-------- PROVIDED DATA --------

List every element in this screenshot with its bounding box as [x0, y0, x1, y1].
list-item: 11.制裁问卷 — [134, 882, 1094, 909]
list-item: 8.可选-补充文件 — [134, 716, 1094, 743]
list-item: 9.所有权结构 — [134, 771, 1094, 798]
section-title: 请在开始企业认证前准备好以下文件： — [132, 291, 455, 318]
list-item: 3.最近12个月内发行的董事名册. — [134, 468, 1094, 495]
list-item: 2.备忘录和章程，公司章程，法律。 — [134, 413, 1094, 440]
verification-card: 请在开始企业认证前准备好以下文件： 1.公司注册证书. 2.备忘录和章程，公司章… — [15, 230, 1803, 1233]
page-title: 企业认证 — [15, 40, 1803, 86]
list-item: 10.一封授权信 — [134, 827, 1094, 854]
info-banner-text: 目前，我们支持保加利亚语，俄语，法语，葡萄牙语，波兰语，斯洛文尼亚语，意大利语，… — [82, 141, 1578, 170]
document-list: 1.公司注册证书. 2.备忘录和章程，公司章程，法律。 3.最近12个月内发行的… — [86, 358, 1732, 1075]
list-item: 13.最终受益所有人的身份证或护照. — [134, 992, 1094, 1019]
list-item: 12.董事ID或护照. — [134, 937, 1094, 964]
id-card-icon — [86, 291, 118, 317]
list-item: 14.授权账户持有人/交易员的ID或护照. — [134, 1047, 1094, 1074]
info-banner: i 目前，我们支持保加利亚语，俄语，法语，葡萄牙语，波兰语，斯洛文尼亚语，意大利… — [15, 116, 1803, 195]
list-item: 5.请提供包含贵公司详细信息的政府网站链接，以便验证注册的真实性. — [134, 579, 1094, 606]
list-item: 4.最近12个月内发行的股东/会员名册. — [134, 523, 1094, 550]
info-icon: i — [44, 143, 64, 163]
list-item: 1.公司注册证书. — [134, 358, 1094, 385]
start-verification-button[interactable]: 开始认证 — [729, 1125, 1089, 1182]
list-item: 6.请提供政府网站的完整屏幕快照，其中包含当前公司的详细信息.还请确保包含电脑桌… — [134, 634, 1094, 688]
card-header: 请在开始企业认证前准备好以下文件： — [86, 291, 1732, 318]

--------

» **WHAT THE TASK ASKS**: Gather every line in the records above that contains the string "icon", copying each line in full. Case counts, so a line matches only if its letters have the same capitalization.

» **FINAL ANSWER**:
id-card-icon — [86, 291, 118, 317]
info-icon: i — [44, 143, 64, 163]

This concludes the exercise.